[start Material for this exercise]

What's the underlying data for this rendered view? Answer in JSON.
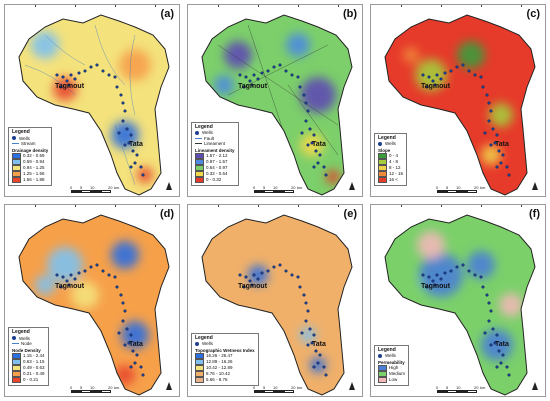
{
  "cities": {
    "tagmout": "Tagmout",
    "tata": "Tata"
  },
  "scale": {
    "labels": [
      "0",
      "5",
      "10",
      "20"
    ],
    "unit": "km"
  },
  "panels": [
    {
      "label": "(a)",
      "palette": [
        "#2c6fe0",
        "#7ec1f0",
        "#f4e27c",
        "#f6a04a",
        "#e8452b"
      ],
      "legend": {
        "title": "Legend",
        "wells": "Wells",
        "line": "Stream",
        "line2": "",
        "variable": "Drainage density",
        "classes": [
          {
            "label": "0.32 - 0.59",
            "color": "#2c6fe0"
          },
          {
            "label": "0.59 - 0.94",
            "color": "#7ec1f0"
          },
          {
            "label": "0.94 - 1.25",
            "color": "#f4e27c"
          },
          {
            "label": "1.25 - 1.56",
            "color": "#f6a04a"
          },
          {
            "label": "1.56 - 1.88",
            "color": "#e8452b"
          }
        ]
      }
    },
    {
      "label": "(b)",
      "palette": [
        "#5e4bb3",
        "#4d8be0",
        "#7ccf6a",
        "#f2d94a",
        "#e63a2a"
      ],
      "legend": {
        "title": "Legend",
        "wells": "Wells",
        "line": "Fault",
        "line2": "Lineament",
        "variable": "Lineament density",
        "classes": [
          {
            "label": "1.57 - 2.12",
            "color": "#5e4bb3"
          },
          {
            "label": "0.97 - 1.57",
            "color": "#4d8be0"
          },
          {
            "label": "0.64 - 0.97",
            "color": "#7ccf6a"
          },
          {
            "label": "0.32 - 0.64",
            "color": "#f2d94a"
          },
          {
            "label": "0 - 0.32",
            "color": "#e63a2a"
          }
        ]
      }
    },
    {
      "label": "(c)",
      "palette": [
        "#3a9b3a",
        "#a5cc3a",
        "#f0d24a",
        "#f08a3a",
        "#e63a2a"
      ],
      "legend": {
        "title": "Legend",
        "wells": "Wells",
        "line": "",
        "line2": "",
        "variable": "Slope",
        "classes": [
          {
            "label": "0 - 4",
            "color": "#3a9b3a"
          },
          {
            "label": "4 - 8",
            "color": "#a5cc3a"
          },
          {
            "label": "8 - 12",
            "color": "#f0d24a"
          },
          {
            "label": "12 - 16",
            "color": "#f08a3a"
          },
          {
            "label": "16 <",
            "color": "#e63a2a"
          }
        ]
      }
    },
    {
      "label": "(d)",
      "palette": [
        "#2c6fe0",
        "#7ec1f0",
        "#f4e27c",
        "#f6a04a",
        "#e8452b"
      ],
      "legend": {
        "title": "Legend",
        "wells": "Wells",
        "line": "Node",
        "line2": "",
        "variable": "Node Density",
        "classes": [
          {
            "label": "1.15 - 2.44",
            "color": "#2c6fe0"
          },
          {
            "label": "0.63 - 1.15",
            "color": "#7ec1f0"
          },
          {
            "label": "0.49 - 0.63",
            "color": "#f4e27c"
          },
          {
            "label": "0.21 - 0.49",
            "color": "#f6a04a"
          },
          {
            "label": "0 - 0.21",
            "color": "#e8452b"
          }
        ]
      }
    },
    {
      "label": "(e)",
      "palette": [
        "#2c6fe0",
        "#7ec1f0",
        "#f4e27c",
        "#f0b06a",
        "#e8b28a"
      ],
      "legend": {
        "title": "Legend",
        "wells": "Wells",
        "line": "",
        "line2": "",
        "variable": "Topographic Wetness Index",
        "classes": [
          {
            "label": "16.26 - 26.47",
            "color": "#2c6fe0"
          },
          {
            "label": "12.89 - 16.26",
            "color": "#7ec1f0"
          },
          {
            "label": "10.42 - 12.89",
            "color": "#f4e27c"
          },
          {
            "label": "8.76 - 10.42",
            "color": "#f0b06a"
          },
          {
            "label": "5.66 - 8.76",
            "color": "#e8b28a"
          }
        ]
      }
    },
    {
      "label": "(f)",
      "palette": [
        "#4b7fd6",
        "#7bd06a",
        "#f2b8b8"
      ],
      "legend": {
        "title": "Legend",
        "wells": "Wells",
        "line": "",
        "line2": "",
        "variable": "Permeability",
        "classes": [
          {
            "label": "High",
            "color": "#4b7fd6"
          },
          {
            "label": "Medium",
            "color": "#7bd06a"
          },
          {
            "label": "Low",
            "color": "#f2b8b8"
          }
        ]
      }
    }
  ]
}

[end Material for this exercise]

Reproduce all the entries that precede this task, word for word, minus any pictures.

What's the underlying data for this rendered view? Answer in JSON.
{
  "cities": {
    "tagmout": "Tagmout",
    "tata": "Tata"
  },
  "scale": {
    "labels": [
      "0",
      "5",
      "10",
      "20"
    ],
    "unit": "km"
  },
  "panels": [
    {
      "label": "(a)",
      "palette": [
        "#2c6fe0",
        "#7ec1f0",
        "#f4e27c",
        "#f6a04a",
        "#e8452b"
      ],
      "legend": {
        "title": "Legend",
        "wells": "Wells",
        "line": "Stream",
        "line2": "",
        "variable": "Drainage density",
        "classes": [
          {
            "label": "0.32 - 0.59",
            "color": "#2c6fe0"
          },
          {
            "label": "0.59 - 0.94",
            "color": "#7ec1f0"
          },
          {
            "label": "0.94 - 1.25",
            "color": "#f4e27c"
          },
          {
            "label": "1.25 - 1.56",
            "color": "#f6a04a"
          },
          {
            "label": "1.56 - 1.88",
            "color": "#e8452b"
          }
        ]
      }
    },
    {
      "label": "(b)",
      "palette": [
        "#5e4bb3",
        "#4d8be0",
        "#7ccf6a",
        "#f2d94a",
        "#e63a2a"
      ],
      "legend": {
        "title": "Legend",
        "wells": "Wells",
        "line": "Fault",
        "line2": "Lineament",
        "variable": "Lineament density",
        "classes": [
          {
            "label": "1.57 - 2.12",
            "color": "#5e4bb3"
          },
          {
            "label": "0.97 - 1.57",
            "color": "#4d8be0"
          },
          {
            "label": "0.64 - 0.97",
            "color": "#7ccf6a"
          },
          {
            "label": "0.32 - 0.64",
            "color": "#f2d94a"
          },
          {
            "label": "0 - 0.32",
            "color": "#e63a2a"
          }
        ]
      }
    },
    {
      "label": "(c)",
      "palette": [
        "#3a9b3a",
        "#a5cc3a",
        "#f0d24a",
        "#f08a3a",
        "#e63a2a"
      ],
      "legend": {
        "title": "Legend",
        "wells": "Wells",
        "line": "",
        "line2": "",
        "variable": "Slope",
        "classes": [
          {
            "label": "0 - 4",
            "color": "#3a9b3a"
          },
          {
            "label": "4 - 8",
            "color": "#a5cc3a"
          },
          {
            "label": "8 - 12",
            "color": "#f0d24a"
          },
          {
            "label": "12 - 16",
            "color": "#f08a3a"
          },
          {
            "label": "16 <",
            "color": "#e63a2a"
          }
        ]
      }
    },
    {
      "label": "(d)",
      "palette": [
        "#2c6fe0",
        "#7ec1f0",
        "#f4e27c",
        "#f6a04a",
        "#e8452b"
      ],
      "legend": {
        "title": "Legend",
        "wells": "Wells",
        "line": "Node",
        "line2": "",
        "variable": "Node Density",
        "classes": [
          {
            "label": "1.15 - 2.44",
            "color": "#2c6fe0"
          },
          {
            "label": "0.63 - 1.15",
            "color": "#7ec1f0"
          },
          {
            "label": "0.49 - 0.63",
            "color": "#f4e27c"
          },
          {
            "label": "0.21 - 0.49",
            "color": "#f6a04a"
          },
          {
            "label": "0 - 0.21",
            "color": "#e8452b"
          }
        ]
      }
    },
    {
      "label": "(e)",
      "palette": [
        "#2c6fe0",
        "#7ec1f0",
        "#f4e27c",
        "#f0b06a",
        "#e8b28a"
      ],
      "legend": {
        "title": "Legend",
        "wells": "Wells",
        "line": "",
        "line2": "",
        "variable": "Topographic Wetness Index",
        "classes": [
          {
            "label": "16.26 - 26.47",
            "color": "#2c6fe0"
          },
          {
            "label": "12.89 - 16.26",
            "color": "#7ec1f0"
          },
          {
            "label": "10.42 - 12.89",
            "color": "#f4e27c"
          },
          {
            "label": "8.76 - 10.42",
            "color": "#f0b06a"
          },
          {
            "label": "5.66 - 8.76",
            "color": "#e8b28a"
          }
        ]
      }
    },
    {
      "label": "(f)",
      "palette": [
        "#4b7fd6",
        "#7bd06a",
        "#f2b8b8"
      ],
      "legend": {
        "title": "Legend",
        "wells": "Wells",
        "line": "",
        "line2": "",
        "variable": "Permeability",
        "classes": [
          {
            "label": "High",
            "color": "#4b7fd6"
          },
          {
            "label": "Medium",
            "color": "#7bd06a"
          },
          {
            "label": "Low",
            "color": "#f2b8b8"
          }
        ]
      }
    }
  ]
}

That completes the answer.